#### Work to be completed
Every line that holds the string "Claritas" is to be identified and copied.

#### Material for this exercise
— START —
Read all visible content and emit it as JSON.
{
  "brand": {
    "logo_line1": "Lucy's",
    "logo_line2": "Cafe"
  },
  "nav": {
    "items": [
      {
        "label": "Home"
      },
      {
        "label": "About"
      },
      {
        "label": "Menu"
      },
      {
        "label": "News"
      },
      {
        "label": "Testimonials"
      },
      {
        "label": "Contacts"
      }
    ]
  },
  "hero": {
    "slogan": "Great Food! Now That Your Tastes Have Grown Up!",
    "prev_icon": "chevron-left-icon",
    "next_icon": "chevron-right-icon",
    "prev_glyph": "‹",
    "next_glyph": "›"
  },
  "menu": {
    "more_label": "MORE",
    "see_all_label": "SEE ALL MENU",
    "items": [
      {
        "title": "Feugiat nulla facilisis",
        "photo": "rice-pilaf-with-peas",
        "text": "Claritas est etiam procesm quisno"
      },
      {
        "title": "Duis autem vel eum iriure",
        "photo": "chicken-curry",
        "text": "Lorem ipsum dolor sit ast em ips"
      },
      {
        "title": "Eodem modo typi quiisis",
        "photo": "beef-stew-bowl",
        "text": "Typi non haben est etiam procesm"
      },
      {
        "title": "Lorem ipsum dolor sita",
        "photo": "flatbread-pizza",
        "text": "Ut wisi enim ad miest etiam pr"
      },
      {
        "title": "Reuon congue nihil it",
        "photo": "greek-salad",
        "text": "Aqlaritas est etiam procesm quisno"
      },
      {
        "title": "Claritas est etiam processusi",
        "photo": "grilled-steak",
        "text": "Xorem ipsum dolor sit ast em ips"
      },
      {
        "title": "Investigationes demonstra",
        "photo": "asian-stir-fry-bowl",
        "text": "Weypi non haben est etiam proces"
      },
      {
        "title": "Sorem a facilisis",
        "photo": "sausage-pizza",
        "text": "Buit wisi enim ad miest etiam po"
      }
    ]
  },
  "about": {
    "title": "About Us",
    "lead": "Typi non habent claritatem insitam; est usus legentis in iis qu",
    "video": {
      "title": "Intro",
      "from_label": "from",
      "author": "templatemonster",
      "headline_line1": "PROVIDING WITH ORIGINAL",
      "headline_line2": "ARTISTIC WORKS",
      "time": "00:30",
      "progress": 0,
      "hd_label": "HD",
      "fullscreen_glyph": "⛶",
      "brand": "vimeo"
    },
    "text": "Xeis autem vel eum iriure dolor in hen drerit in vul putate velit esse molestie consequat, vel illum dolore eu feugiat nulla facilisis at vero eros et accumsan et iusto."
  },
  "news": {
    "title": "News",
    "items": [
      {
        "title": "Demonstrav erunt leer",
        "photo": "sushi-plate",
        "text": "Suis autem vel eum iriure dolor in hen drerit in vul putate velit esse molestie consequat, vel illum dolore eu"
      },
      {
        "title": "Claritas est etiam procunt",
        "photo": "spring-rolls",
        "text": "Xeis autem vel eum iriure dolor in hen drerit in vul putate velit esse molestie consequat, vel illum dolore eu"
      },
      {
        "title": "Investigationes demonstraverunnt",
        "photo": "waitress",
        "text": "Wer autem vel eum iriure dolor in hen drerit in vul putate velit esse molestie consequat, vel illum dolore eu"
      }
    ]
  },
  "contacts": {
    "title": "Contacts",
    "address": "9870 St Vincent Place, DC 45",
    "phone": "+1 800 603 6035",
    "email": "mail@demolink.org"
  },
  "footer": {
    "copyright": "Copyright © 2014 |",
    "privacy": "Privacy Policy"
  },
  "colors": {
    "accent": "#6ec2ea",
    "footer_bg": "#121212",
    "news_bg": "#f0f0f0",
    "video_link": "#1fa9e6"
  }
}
— END —
#### Complete answer
        "text": "Claritas est etiam procesm quisno"
        "title": "Claritas est etiam processusi",
        "title": "Claritas est etiam procunt",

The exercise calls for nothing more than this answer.